Begin Material provided

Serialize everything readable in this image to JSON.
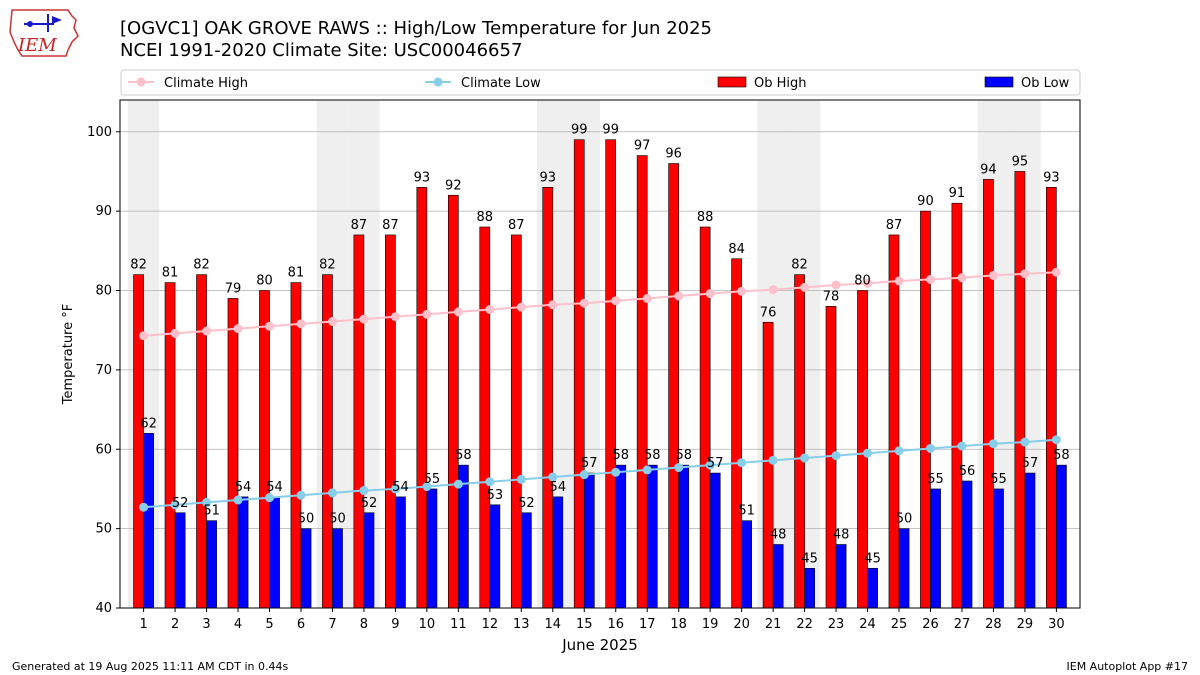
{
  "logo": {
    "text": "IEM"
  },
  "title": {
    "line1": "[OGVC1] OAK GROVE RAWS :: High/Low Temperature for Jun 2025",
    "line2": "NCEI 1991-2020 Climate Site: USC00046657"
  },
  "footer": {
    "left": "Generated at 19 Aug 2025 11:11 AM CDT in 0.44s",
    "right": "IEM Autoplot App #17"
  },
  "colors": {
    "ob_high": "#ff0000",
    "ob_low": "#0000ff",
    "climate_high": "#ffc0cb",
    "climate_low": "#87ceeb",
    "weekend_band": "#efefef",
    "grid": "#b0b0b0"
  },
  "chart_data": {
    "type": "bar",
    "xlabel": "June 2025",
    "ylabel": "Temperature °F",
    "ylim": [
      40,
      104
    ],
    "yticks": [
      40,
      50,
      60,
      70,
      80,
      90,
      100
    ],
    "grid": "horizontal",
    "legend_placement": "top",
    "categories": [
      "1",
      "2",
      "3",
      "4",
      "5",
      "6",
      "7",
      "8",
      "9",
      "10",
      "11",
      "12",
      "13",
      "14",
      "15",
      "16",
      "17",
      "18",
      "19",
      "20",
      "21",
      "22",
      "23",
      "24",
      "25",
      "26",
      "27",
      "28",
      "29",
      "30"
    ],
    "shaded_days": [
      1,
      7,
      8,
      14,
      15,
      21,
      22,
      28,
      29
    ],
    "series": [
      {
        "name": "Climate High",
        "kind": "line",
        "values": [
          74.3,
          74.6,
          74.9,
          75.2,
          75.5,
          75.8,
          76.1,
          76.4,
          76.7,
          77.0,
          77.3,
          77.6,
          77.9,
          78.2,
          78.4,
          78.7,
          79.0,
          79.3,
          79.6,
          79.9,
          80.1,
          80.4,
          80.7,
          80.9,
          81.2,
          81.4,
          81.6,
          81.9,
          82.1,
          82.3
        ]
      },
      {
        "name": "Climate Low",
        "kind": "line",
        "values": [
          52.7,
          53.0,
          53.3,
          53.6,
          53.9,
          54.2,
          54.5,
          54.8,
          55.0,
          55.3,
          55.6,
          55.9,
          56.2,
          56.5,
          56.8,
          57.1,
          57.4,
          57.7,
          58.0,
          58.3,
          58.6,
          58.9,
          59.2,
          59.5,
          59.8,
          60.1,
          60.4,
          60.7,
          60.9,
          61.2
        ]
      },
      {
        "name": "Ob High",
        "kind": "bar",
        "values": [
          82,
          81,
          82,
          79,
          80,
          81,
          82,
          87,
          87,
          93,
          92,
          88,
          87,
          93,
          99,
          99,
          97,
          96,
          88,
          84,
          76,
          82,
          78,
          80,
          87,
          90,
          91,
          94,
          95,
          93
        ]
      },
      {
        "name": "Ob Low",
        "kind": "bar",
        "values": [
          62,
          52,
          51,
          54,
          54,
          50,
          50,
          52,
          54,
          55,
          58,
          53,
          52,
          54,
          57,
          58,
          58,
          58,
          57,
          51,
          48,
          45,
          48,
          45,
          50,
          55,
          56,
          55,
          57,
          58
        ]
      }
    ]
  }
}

End Material provided
Begin Material provided

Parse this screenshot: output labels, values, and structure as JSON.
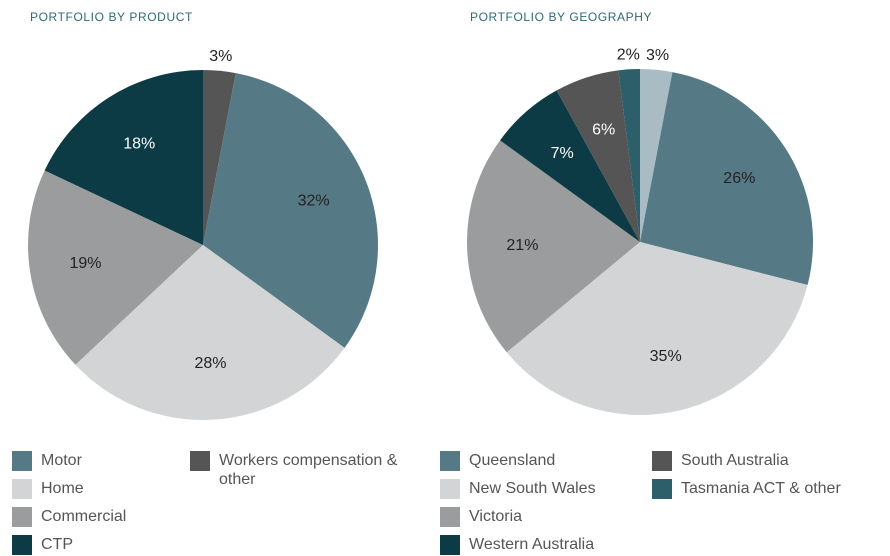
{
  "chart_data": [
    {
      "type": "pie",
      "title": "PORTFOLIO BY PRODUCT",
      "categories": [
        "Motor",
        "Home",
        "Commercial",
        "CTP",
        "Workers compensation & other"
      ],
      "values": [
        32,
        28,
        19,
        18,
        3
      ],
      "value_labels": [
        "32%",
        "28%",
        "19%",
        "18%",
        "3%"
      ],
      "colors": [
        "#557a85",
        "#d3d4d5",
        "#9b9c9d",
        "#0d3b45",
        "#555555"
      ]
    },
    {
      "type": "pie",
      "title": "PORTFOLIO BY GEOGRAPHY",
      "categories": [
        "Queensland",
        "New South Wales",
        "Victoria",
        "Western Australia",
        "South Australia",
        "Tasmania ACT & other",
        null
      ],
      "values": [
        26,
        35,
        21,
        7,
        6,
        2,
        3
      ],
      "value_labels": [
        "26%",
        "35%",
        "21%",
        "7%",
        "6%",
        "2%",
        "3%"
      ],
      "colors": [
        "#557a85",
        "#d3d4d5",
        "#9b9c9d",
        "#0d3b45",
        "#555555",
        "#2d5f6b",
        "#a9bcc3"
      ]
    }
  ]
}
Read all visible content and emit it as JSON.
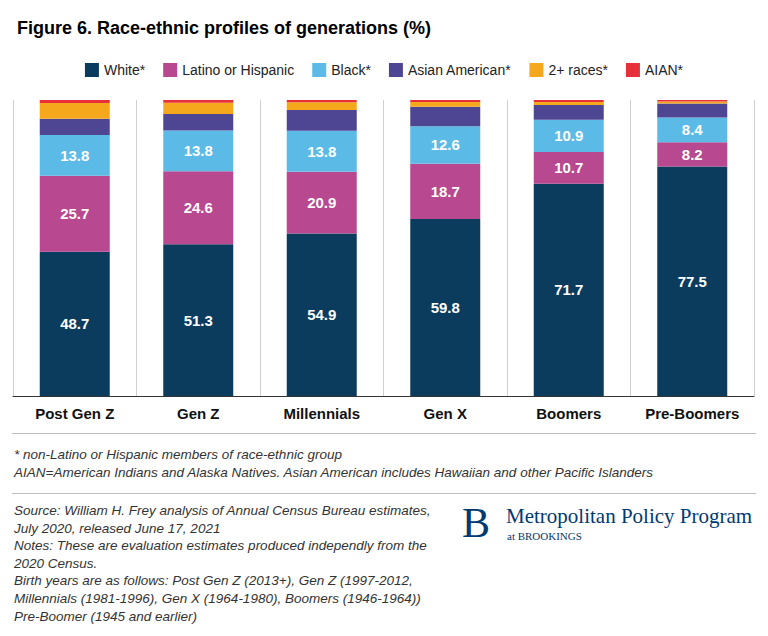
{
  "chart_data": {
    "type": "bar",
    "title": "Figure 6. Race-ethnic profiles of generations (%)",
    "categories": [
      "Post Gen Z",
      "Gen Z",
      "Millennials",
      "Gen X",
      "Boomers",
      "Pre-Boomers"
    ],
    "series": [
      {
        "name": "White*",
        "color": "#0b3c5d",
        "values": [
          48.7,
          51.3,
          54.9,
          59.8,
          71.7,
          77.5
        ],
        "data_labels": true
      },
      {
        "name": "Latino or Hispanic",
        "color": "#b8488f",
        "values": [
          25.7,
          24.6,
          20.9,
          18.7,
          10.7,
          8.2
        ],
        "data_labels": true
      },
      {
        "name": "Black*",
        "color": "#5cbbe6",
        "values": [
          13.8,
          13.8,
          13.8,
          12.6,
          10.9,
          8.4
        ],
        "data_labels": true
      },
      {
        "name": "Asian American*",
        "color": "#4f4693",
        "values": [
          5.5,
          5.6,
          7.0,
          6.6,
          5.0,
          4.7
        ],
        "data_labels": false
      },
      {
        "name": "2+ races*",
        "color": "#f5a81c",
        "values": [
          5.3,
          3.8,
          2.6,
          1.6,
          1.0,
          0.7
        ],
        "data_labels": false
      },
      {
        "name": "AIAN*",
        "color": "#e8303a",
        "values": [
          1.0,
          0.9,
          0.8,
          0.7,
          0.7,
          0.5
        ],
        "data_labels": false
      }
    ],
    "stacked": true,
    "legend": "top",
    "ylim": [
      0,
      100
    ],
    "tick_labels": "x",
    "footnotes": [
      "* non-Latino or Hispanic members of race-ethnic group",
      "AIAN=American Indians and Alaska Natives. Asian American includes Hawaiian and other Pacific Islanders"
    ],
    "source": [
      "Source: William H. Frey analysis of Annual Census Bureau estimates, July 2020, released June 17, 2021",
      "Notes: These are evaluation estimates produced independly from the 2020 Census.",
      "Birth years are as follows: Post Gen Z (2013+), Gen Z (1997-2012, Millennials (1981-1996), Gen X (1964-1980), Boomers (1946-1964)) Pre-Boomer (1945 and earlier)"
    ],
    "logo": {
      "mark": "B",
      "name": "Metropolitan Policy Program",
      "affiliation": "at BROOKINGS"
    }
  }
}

End Material provided
Begin Material provided

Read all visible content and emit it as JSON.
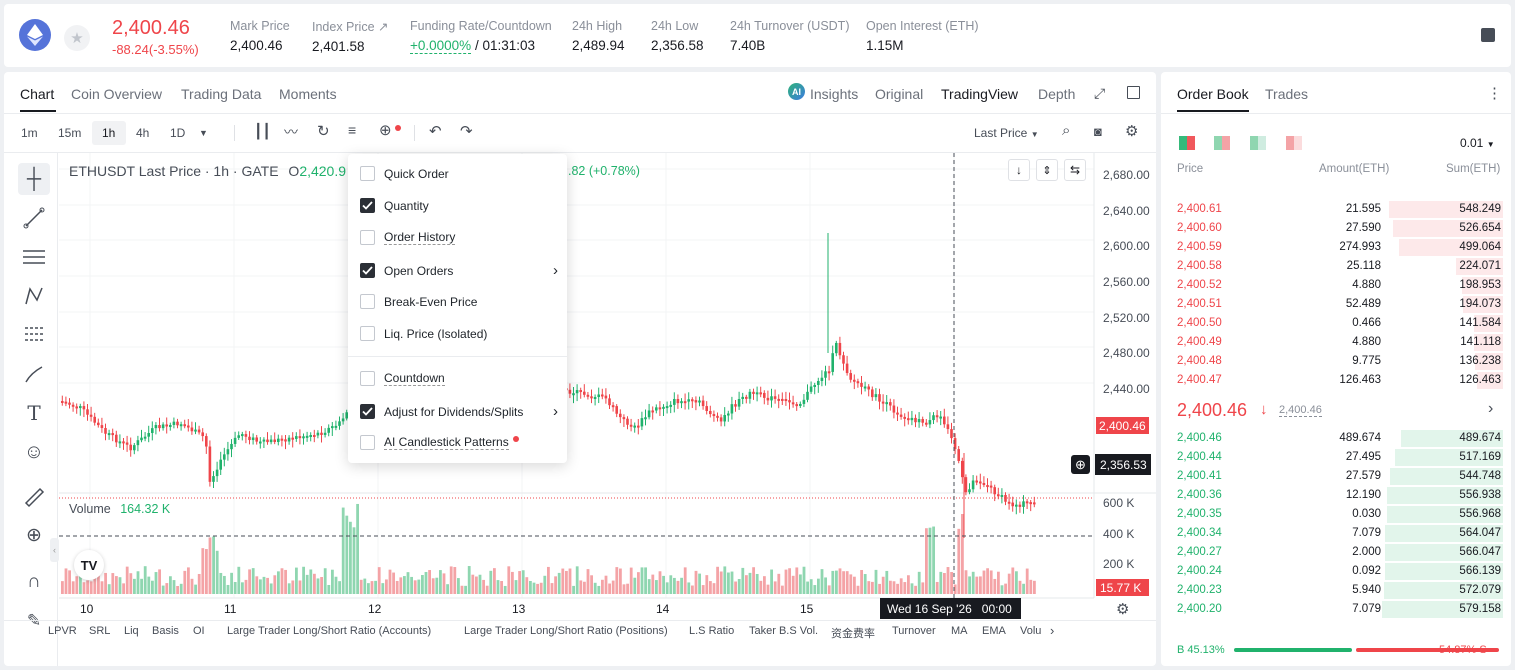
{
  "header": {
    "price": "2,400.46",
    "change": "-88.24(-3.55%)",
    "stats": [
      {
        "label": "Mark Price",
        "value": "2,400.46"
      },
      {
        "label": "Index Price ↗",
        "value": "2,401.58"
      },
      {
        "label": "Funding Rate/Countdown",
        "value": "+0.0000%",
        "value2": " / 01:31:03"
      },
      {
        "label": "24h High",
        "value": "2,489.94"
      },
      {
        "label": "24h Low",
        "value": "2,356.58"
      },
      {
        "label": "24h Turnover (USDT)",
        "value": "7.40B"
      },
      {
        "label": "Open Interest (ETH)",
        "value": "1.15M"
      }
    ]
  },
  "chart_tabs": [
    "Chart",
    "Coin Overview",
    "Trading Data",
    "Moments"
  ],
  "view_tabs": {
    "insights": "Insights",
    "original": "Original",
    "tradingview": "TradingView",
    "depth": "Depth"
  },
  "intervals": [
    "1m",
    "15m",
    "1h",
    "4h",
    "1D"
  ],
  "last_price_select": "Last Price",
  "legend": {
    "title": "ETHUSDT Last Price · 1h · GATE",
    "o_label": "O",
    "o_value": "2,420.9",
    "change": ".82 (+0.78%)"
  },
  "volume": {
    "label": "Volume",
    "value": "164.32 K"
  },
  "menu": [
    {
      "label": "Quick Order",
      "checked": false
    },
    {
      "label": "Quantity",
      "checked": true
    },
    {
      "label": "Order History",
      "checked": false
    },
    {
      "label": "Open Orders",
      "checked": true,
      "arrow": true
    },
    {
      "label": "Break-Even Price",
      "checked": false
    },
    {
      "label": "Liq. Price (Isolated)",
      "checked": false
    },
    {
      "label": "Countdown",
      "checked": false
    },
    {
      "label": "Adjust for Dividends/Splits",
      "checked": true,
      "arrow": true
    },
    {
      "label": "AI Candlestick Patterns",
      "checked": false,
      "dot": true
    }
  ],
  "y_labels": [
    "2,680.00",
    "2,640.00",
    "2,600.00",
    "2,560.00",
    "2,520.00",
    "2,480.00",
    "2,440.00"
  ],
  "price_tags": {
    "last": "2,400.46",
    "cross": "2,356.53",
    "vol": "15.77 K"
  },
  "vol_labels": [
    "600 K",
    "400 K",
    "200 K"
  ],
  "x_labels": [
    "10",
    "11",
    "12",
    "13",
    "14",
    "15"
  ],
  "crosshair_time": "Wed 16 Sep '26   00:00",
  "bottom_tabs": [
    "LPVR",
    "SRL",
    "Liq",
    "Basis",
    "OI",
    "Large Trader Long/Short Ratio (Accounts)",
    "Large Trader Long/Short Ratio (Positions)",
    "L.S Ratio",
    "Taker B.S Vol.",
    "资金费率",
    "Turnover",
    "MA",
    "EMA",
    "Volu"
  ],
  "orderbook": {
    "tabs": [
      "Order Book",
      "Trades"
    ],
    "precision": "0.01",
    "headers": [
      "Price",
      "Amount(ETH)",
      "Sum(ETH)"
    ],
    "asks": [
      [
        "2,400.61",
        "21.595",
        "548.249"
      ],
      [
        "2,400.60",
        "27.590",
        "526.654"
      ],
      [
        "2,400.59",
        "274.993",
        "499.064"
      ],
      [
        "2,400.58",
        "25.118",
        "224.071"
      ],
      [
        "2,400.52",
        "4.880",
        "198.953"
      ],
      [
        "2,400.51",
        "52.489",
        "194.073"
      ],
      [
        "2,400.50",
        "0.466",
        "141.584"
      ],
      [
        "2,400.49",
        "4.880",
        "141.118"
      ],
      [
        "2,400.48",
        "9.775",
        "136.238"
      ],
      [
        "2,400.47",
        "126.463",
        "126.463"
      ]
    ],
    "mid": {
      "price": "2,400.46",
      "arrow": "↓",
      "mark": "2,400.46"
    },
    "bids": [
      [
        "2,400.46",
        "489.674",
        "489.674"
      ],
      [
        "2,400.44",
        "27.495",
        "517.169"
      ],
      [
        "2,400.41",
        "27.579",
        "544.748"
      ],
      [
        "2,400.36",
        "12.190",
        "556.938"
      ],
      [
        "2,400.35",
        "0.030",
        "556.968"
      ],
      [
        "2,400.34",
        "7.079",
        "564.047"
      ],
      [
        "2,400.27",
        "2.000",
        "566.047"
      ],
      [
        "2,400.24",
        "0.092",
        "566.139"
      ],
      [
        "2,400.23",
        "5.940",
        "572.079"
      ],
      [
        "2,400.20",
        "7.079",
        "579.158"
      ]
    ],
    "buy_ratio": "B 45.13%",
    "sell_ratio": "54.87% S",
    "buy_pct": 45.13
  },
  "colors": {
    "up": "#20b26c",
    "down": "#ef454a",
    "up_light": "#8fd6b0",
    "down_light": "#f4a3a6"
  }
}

End Material provided

• [Exercise goal]
Copy out all lines from the material above that contain the string "Asian".

• [Answer to the problem]
        "name": "Asian American*",
      "AIAN=American Indians and Alaska Natives. Asian American includes Hawaiian and other Pacific Islanders"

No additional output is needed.